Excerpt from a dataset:

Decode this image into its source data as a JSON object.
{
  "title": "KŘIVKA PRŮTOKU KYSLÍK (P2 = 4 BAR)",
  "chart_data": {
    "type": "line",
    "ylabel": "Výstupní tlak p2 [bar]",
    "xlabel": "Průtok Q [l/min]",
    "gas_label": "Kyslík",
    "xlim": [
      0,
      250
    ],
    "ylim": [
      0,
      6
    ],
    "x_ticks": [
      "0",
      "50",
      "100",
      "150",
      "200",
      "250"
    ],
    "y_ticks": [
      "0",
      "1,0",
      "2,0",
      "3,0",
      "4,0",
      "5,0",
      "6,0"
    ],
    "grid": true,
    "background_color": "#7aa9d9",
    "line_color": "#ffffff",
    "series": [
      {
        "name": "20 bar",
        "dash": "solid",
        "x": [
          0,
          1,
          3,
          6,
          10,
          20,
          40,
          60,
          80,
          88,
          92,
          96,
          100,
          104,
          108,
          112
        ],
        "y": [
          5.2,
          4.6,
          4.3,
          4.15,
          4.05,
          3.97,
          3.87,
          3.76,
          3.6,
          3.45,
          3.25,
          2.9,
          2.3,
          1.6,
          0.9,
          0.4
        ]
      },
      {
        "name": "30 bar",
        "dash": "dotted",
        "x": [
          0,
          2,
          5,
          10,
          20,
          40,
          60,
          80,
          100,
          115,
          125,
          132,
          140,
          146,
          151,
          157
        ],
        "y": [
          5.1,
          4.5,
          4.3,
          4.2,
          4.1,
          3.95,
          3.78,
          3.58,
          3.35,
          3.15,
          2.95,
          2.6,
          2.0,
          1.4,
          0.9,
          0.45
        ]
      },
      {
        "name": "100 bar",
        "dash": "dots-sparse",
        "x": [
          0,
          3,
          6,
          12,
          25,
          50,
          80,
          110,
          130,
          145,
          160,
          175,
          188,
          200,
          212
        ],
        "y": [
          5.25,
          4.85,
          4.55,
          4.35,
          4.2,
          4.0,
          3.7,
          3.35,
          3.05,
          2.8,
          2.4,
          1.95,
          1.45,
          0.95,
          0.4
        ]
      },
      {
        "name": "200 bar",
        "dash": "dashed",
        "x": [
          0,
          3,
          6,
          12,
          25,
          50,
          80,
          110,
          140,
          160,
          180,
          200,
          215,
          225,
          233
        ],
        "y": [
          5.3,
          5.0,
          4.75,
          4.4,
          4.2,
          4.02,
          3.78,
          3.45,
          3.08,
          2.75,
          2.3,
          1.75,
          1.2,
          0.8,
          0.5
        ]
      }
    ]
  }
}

**TASK DETAILS:**
Emit the records above again, exactly, with no line skipped.

**CORRECT RESPONSE:**
Decode this image into its source data as a JSON object.
{
  "title": "KŘIVKA PRŮTOKU KYSLÍK (P2 = 4 BAR)",
  "chart_data": {
    "type": "line",
    "ylabel": "Výstupní tlak p2 [bar]",
    "xlabel": "Průtok Q [l/min]",
    "gas_label": "Kyslík",
    "xlim": [
      0,
      250
    ],
    "ylim": [
      0,
      6
    ],
    "x_ticks": [
      "0",
      "50",
      "100",
      "150",
      "200",
      "250"
    ],
    "y_ticks": [
      "0",
      "1,0",
      "2,0",
      "3,0",
      "4,0",
      "5,0",
      "6,0"
    ],
    "grid": true,
    "background_color": "#7aa9d9",
    "line_color": "#ffffff",
    "series": [
      {
        "name": "20 bar",
        "dash": "solid",
        "x": [
          0,
          1,
          3,
          6,
          10,
          20,
          40,
          60,
          80,
          88,
          92,
          96,
          100,
          104,
          108,
          112
        ],
        "y": [
          5.2,
          4.6,
          4.3,
          4.15,
          4.05,
          3.97,
          3.87,
          3.76,
          3.6,
          3.45,
          3.25,
          2.9,
          2.3,
          1.6,
          0.9,
          0.4
        ]
      },
      {
        "name": "30 bar",
        "dash": "dotted",
        "x": [
          0,
          2,
          5,
          10,
          20,
          40,
          60,
          80,
          100,
          115,
          125,
          132,
          140,
          146,
          151,
          157
        ],
        "y": [
          5.1,
          4.5,
          4.3,
          4.2,
          4.1,
          3.95,
          3.78,
          3.58,
          3.35,
          3.15,
          2.95,
          2.6,
          2.0,
          1.4,
          0.9,
          0.45
        ]
      },
      {
        "name": "100 bar",
        "dash": "dots-sparse",
        "x": [
          0,
          3,
          6,
          12,
          25,
          50,
          80,
          110,
          130,
          145,
          160,
          175,
          188,
          200,
          212
        ],
        "y": [
          5.25,
          4.85,
          4.55,
          4.35,
          4.2,
          4.0,
          3.7,
          3.35,
          3.05,
          2.8,
          2.4,
          1.95,
          1.45,
          0.95,
          0.4
        ]
      },
      {
        "name": "200 bar",
        "dash": "dashed",
        "x": [
          0,
          3,
          6,
          12,
          25,
          50,
          80,
          110,
          140,
          160,
          180,
          200,
          215,
          225,
          233
        ],
        "y": [
          5.3,
          5.0,
          4.75,
          4.4,
          4.2,
          4.02,
          3.78,
          3.45,
          3.08,
          2.75,
          2.3,
          1.75,
          1.2,
          0.8,
          0.5
        ]
      }
    ]
  }
}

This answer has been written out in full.